◆ TASK TO COMPLETE
Word for word, set down the records and skip each picture.
*** WORKING DATA ***
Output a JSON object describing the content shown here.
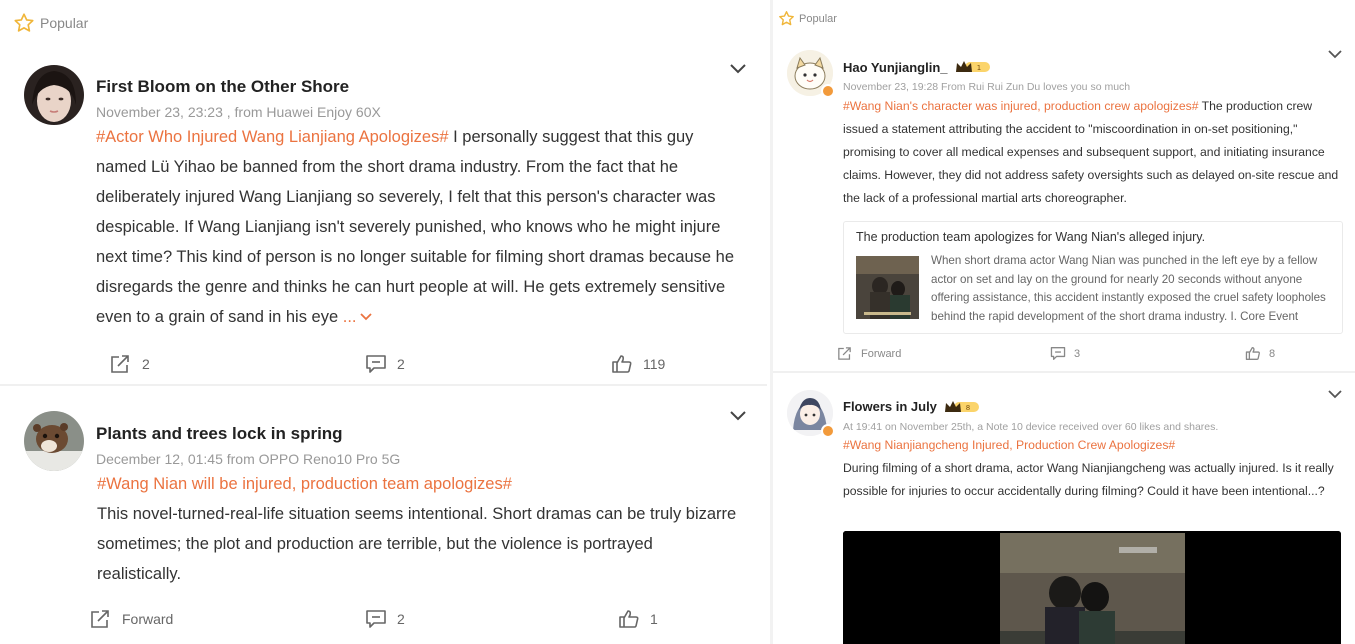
{
  "colors": {
    "accent": "#eb7340",
    "muted": "#999999",
    "star": "#f0b63a",
    "vip": "#f29a3b"
  },
  "left_pane": {
    "popular_label": "Popular",
    "posts": [
      {
        "author": "First Bloom on the Other Shore",
        "meta": "November 23, 23:23  , from Huawei Enjoy 60X",
        "hashtag": "#Actor Who Injured Wang Lianjiang Apologizes#",
        "text": " I personally suggest that this guy named Lü Yihao be banned from the short drama industry. From the fact that he deliberately injured Wang Lianjiang so severely, I felt that this person's character was despicable. If Wang Lianjiang isn't severely punished, who knows who he might injure next time? This kind of person is no longer suitable for filming short dramas because he disregards the genre and thinks he can hurt people at will. He gets extremely sensitive even to a grain of sand in his eye ",
        "more": "...",
        "forward": "2",
        "comments": "2",
        "likes": "119",
        "avatar_icon": "user-photo"
      },
      {
        "author": "Plants and trees lock in spring",
        "meta": "December 12, 01:45  from OPPO Reno10 Pro 5G",
        "hashtag": "#Wang Nian will be injured, production team apologizes#",
        "text": "This novel-turned-real-life situation seems intentional. Short dramas can be truly bizarre sometimes; the plot and production are terrible, but the violence is portrayed realistically.",
        "forward": "Forward",
        "comments": "2",
        "likes": "1",
        "avatar_icon": "animal-photo"
      }
    ]
  },
  "right_pane": {
    "popular_label": "Popular",
    "posts": [
      {
        "author": "Hao Yunjianglin_",
        "meta": "November 23, 19:28  From Rui Rui Zun Du loves you so much",
        "hashtag": "#Wang Nian's character was injured, production crew apologizes#",
        "text": " The production crew issued a statement attributing the accident to \"miscoordination in on-set positioning,\" promising to cover all medical expenses and subsequent support, and initiating insurance claims. However, they did not address safety oversights such as delayed on-site rescue and the lack of a professional martial arts choreographer.",
        "card_title": "The production team apologizes for Wang Nian's alleged injury.",
        "card_text": "When short drama actor Wang Nian was punched in the left eye by a fellow actor on set and lay on the ground for nearly 20 seconds without anyone offering assistance, this accident instantly exposed the cruel safety loopholes behind the rapid development of the short drama industry. I. Core Event",
        "forward": "Forward",
        "comments": "3",
        "likes": "8"
      },
      {
        "author": "Flowers in July",
        "meta": "At 19:41 on November 25th, a Note 10  device received over 60 likes and shares.",
        "hashtag": "#Wang Nianjiangcheng Injured, Production Crew Apologizes#",
        "text": "During filming of a short drama, actor Wang Nianjiangcheng was actually injured. Is it really possible for injuries to occur accidentally during filming? Could it have been intentional...?"
      }
    ]
  }
}
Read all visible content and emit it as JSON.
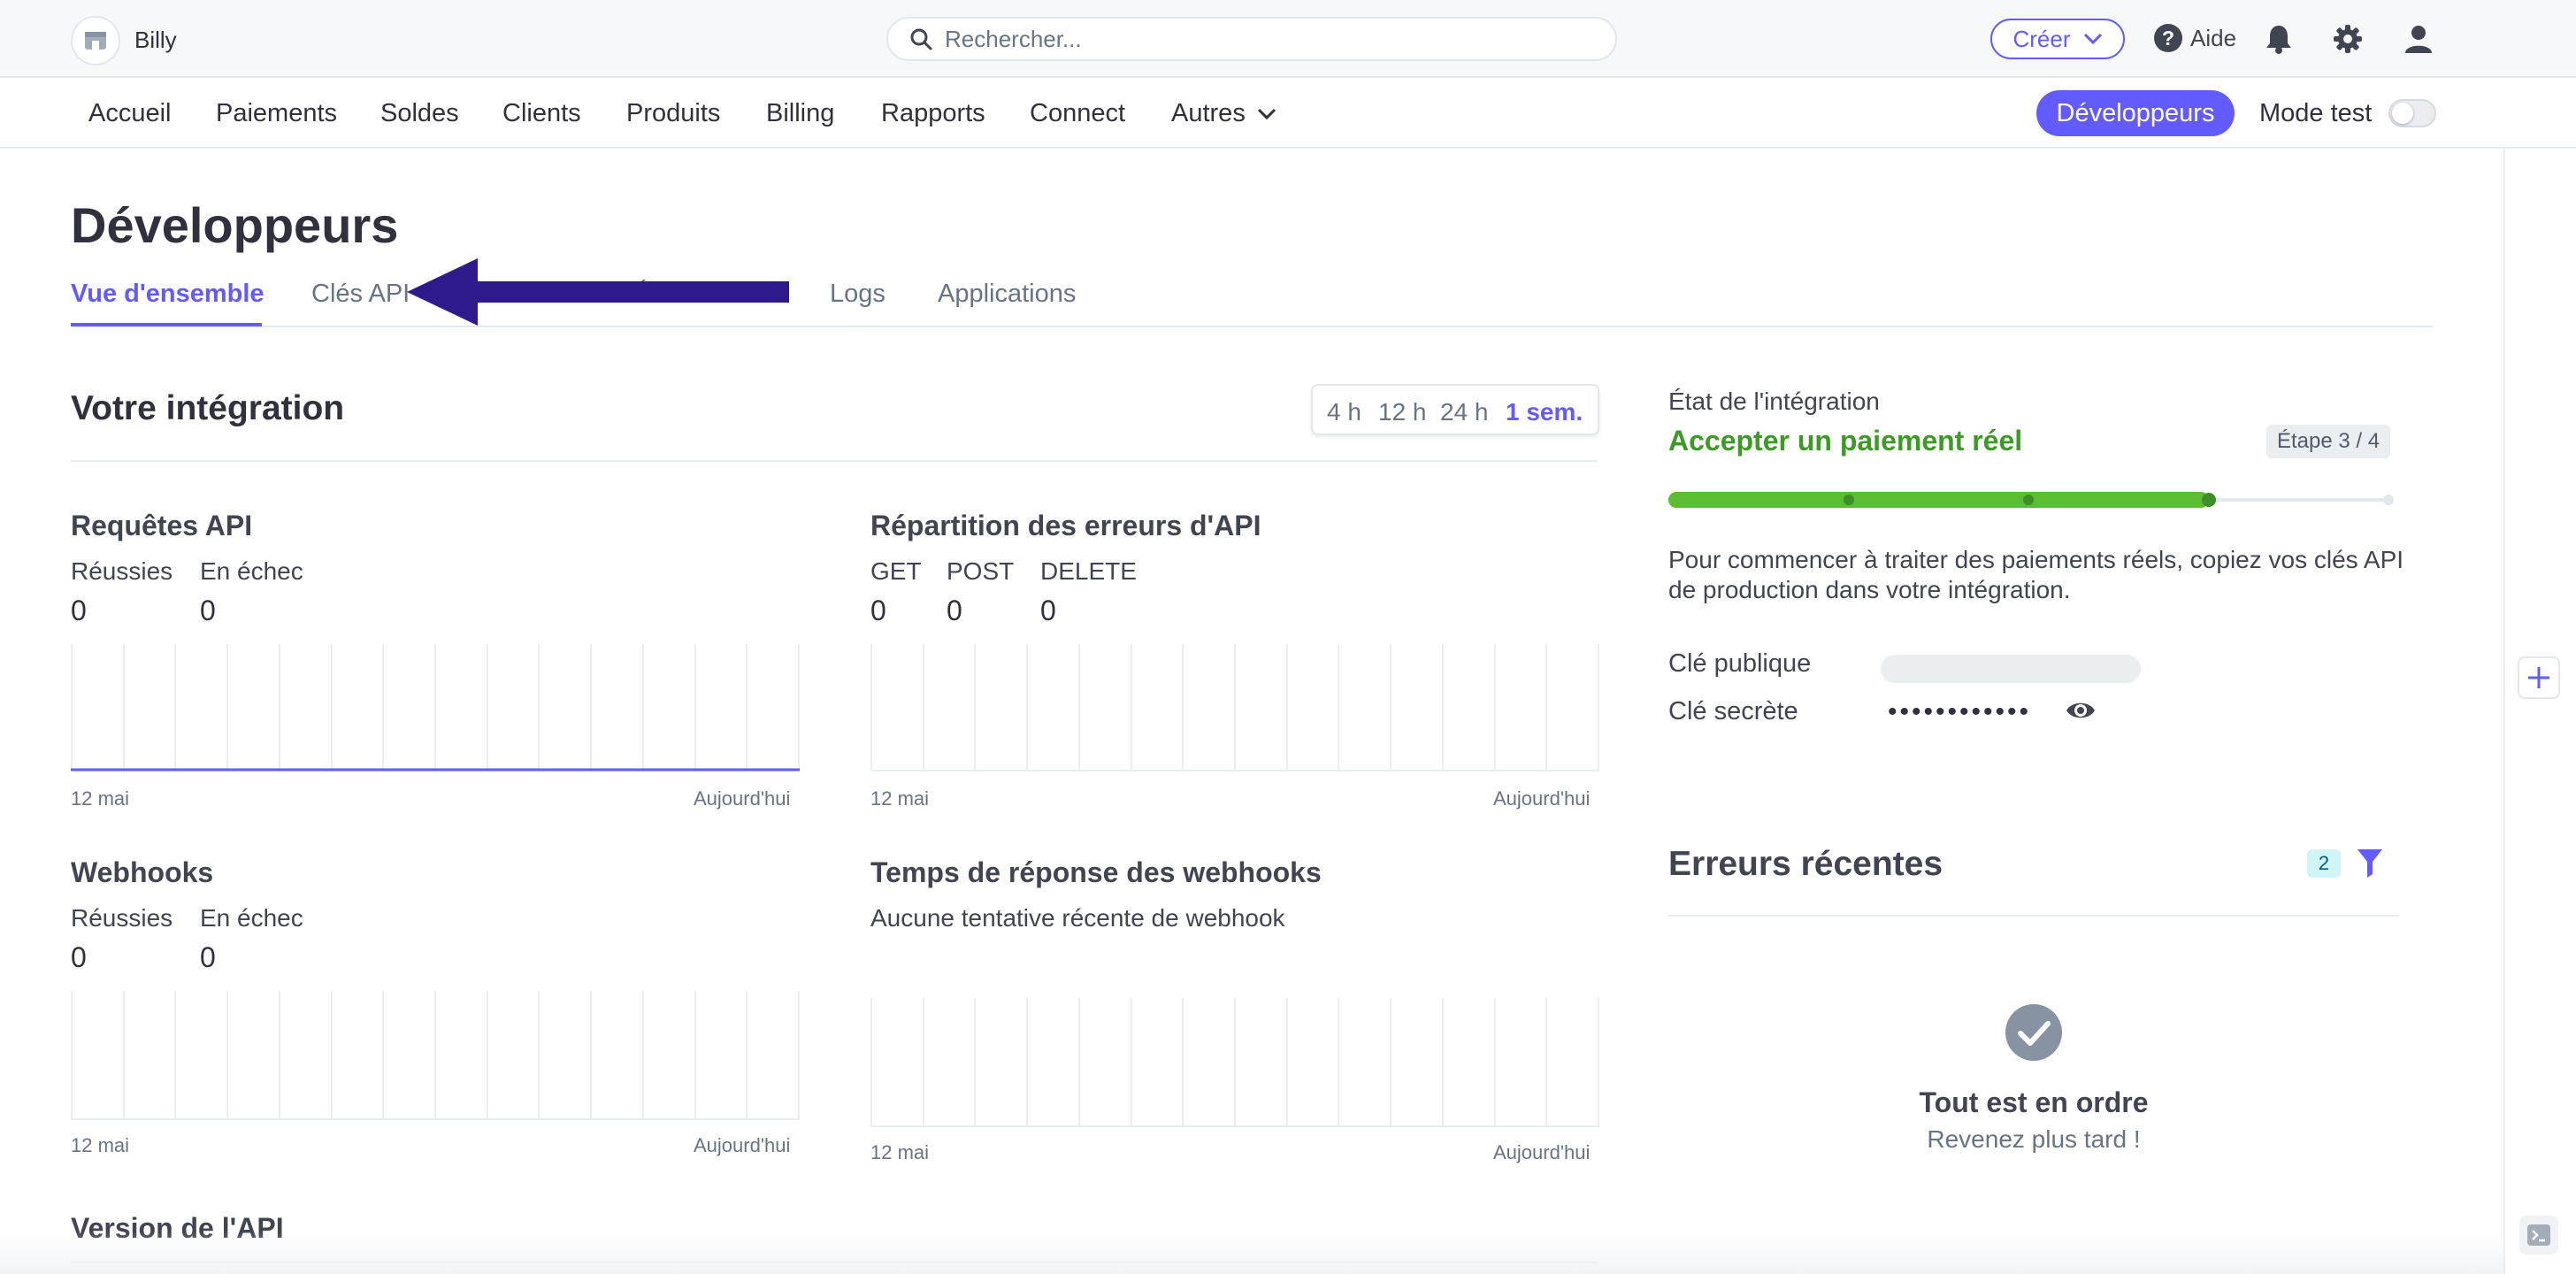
{
  "account": {
    "name": "Billy"
  },
  "search": {
    "placeholder": "Rechercher..."
  },
  "topbar": {
    "create_label": "Créer",
    "help_label": "Aide"
  },
  "nav": {
    "items": [
      "Accueil",
      "Paiements",
      "Soldes",
      "Clients",
      "Produits",
      "Billing",
      "Rapports",
      "Connect",
      "Autres"
    ],
    "developers_label": "Développeurs",
    "test_mode_label": "Mode test",
    "test_mode_on": false
  },
  "page": {
    "title": "Développeurs",
    "tabs": [
      "Vue d'ensemble",
      "Clés API",
      "Webhooks",
      "Événements",
      "Logs",
      "Applications"
    ],
    "active_tab": "Vue d'ensemble"
  },
  "integration": {
    "title": "Votre intégration",
    "ranges": [
      "4 h",
      "12 h",
      "24 h",
      "1 sem."
    ],
    "selected_range": "1 sem."
  },
  "cards": {
    "api_requests": {
      "title": "Requêtes API",
      "labels": [
        "Réussies",
        "En échec"
      ],
      "values": [
        "0",
        "0"
      ],
      "x_start": "12 mai",
      "x_end": "Aujourd'hui"
    },
    "api_errors": {
      "title": "Répartition des erreurs d'API",
      "labels": [
        "GET",
        "POST",
        "DELETE"
      ],
      "values": [
        "0",
        "0",
        "0"
      ],
      "x_start": "12 mai",
      "x_end": "Aujourd'hui"
    },
    "webhooks": {
      "title": "Webhooks",
      "labels": [
        "Réussies",
        "En échec"
      ],
      "values": [
        "0",
        "0"
      ],
      "x_start": "12 mai",
      "x_end": "Aujourd'hui"
    },
    "webhook_response": {
      "title": "Temps de réponse des webhooks",
      "empty_text": "Aucune tentative récente de webhook",
      "x_start": "12 mai",
      "x_end": "Aujourd'hui"
    }
  },
  "integration_status": {
    "title": "État de l'intégration",
    "step_title": "Accepter un paiement réel",
    "step_badge": "Étape 3 / 4",
    "progress": 0.75,
    "colors": {
      "done": "#5cbc32",
      "pending": "#e3e8ee"
    },
    "description": "Pour commencer à traiter des paiements réels, copiez vos clés API de production dans votre intégration.",
    "public_key_label": "Clé publique",
    "secret_key_label": "Clé secrète",
    "secret_key_masked": "••••••••••••"
  },
  "recent_errors": {
    "title": "Erreurs récentes",
    "count": "2",
    "empty_title": "Tout est en ordre",
    "empty_subtitle": "Revenez plus tard !"
  },
  "api_version": {
    "title": "Version de l'API"
  },
  "colors": {
    "accent": "#635bff",
    "success": "#3b9b25",
    "text": "#30313d"
  },
  "chart_data": [
    {
      "type": "line",
      "title": "Requêtes API",
      "x_range": [
        "12 mai",
        "Aujourd'hui"
      ],
      "series": [
        {
          "name": "Réussies",
          "values": [
            0,
            0,
            0,
            0,
            0,
            0,
            0,
            0,
            0,
            0,
            0,
            0,
            0,
            0,
            0
          ]
        }
      ],
      "grid": true
    },
    {
      "type": "bar",
      "title": "Répartition des erreurs d'API",
      "x_range": [
        "12 mai",
        "Aujourd'hui"
      ],
      "categories": [
        "GET",
        "POST",
        "DELETE"
      ],
      "values": [
        0,
        0,
        0
      ],
      "grid": true
    },
    {
      "type": "line",
      "title": "Webhooks",
      "x_range": [
        "12 mai",
        "Aujourd'hui"
      ],
      "series": [],
      "grid": true
    },
    {
      "type": "line",
      "title": "Temps de réponse des webhooks",
      "x_range": [
        "12 mai",
        "Aujourd'hui"
      ],
      "series": [],
      "grid": true
    }
  ]
}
***
◆ COMPLETE RESPONSE
Output a JSON object describing the content shown here.
{
  "colors": {
    "accent": "#eb7340",
    "muted": "#999999",
    "star": "#f0b63a",
    "vip": "#f29a3b"
  },
  "left_pane": {
    "popular_label": "Popular",
    "posts": [
      {
        "author": "First Bloom on the Other Shore",
        "meta": "November 23, 23:23  , from Huawei Enjoy 60X",
        "hashtag": "#Actor Who Injured Wang Lianjiang Apologizes#",
        "text": " I personally suggest that this guy named Lü Yihao be banned from the short drama industry. From the fact that he deliberately injured Wang Lianjiang so severely, I felt that this person's character was despicable. If Wang Lianjiang isn't severely punished, who knows who he might injure next time? This kind of person is no longer suitable for filming short dramas because he disregards the genre and thinks he can hurt people at will. He gets extremely sensitive even to a grain of sand in his eye ",
        "more": "...",
        "forward": "2",
        "comments": "2",
        "likes": "119",
        "avatar_icon": "user-photo"
      },
      {
        "author": "Plants and trees lock in spring",
        "meta": "December 12, 01:45  from OPPO Reno10 Pro 5G",
        "hashtag": "#Wang Nian will be injured, production team apologizes#",
        "text": "This novel-turned-real-life situation seems intentional. Short dramas can be truly bizarre sometimes; the plot and production are terrible, but the violence is portrayed realistically.",
        "forward": "Forward",
        "comments": "2",
        "likes": "1",
        "avatar_icon": "animal-photo"
      }
    ]
  },
  "right_pane": {
    "popular_label": "Popular",
    "posts": [
      {
        "author": "Hao Yunjianglin_",
        "meta": "November 23, 19:28  From Rui Rui Zun Du loves you so much",
        "hashtag": "#Wang Nian's character was injured, production crew apologizes#",
        "text": " The production crew issued a statement attributing the accident to \"miscoordination in on-set positioning,\" promising to cover all medical expenses and subsequent support, and initiating insurance claims. However, they did not address safety oversights such as delayed on-site rescue and the lack of a professional martial arts choreographer.",
        "card_title": "The production team apologizes for Wang Nian's alleged injury.",
        "card_text": "When short drama actor Wang Nian was punched in the left eye by a fellow actor on set and lay on the ground for nearly 20 seconds without anyone offering assistance, this accident instantly exposed the cruel safety loopholes behind the rapid development of the short drama industry. I. Core Event",
        "forward": "Forward",
        "comments": "3",
        "likes": "8"
      },
      {
        "author": "Flowers in July",
        "meta": "At 19:41 on November 25th, a Note 10  device received over 60 likes and shares.",
        "hashtag": "#Wang Nianjiangcheng Injured, Production Crew Apologizes#",
        "text": "During filming of a short drama, actor Wang Nianjiangcheng was actually injured. Is it really possible for injuries to occur accidentally during filming? Could it have been intentional...?"
      }
    ]
  }
}
Read all visible content and emit it as JSON.
{
  "account": {
    "name": "Billy"
  },
  "search": {
    "placeholder": "Rechercher..."
  },
  "topbar": {
    "create_label": "Créer",
    "help_label": "Aide"
  },
  "nav": {
    "items": [
      "Accueil",
      "Paiements",
      "Soldes",
      "Clients",
      "Produits",
      "Billing",
      "Rapports",
      "Connect",
      "Autres"
    ],
    "developers_label": "Développeurs",
    "test_mode_label": "Mode test",
    "test_mode_on": false
  },
  "page": {
    "title": "Développeurs",
    "tabs": [
      "Vue d'ensemble",
      "Clés API",
      "Webhooks",
      "Événements",
      "Logs",
      "Applications"
    ],
    "active_tab": "Vue d'ensemble"
  },
  "integration": {
    "title": "Votre intégration",
    "ranges": [
      "4 h",
      "12 h",
      "24 h",
      "1 sem."
    ],
    "selected_range": "1 sem."
  },
  "cards": {
    "api_requests": {
      "title": "Requêtes API",
      "labels": [
        "Réussies",
        "En échec"
      ],
      "values": [
        "0",
        "0"
      ],
      "x_start": "12 mai",
      "x_end": "Aujourd'hui"
    },
    "api_errors": {
      "title": "Répartition des erreurs d'API",
      "labels": [
        "GET",
        "POST",
        "DELETE"
      ],
      "values": [
        "0",
        "0",
        "0"
      ],
      "x_start": "12 mai",
      "x_end": "Aujourd'hui"
    },
    "webhooks": {
      "title": "Webhooks",
      "labels": [
        "Réussies",
        "En échec"
      ],
      "values": [
        "0",
        "0"
      ],
      "x_start": "12 mai",
      "x_end": "Aujourd'hui"
    },
    "webhook_response": {
      "title": "Temps de réponse des webhooks",
      "empty_text": "Aucune tentative récente de webhook",
      "x_start": "12 mai",
      "x_end": "Aujourd'hui"
    }
  },
  "integration_status": {
    "title": "État de l'intégration",
    "step_title": "Accepter un paiement réel",
    "step_badge": "Étape 3 / 4",
    "progress": 0.75,
    "colors": {
      "done": "#5cbc32",
      "pending": "#e3e8ee"
    },
    "description": "Pour commencer à traiter des paiements réels, copiez vos clés API de production dans votre intégration.",
    "public_key_label": "Clé publique",
    "secret_key_label": "Clé secrète",
    "secret_key_masked": "••••••••••••"
  },
  "recent_errors": {
    "title": "Erreurs récentes",
    "count": "2",
    "empty_title": "Tout est en ordre",
    "empty_subtitle": "Revenez plus tard !"
  },
  "api_version": {
    "title": "Version de l'API"
  },
  "colors": {
    "accent": "#635bff",
    "success": "#3b9b25",
    "text": "#30313d"
  },
  "chart_data": [
    {
      "type": "line",
      "title": "Requêtes API",
      "x_range": [
        "12 mai",
        "Aujourd'hui"
      ],
      "series": [
        {
          "name": "Réussies",
          "values": [
            0,
            0,
            0,
            0,
            0,
            0,
            0,
            0,
            0,
            0,
            0,
            0,
            0,
            0,
            0
          ]
        }
      ],
      "grid": true
    },
    {
      "type": "bar",
      "title": "Répartition des erreurs d'API",
      "x_range": [
        "12 mai",
        "Aujourd'hui"
      ],
      "categories": [
        "GET",
        "POST",
        "DELETE"
      ],
      "values": [
        0,
        0,
        0
      ],
      "grid": true
    },
    {
      "type": "line",
      "title": "Webhooks",
      "x_range": [
        "12 mai",
        "Aujourd'hui"
      ],
      "series": [],
      "grid": true
    },
    {
      "type": "line",
      "title": "Temps de réponse des webhooks",
      "x_range": [
        "12 mai",
        "Aujourd'hui"
      ],
      "series": [],
      "grid": true
    }
  ]
}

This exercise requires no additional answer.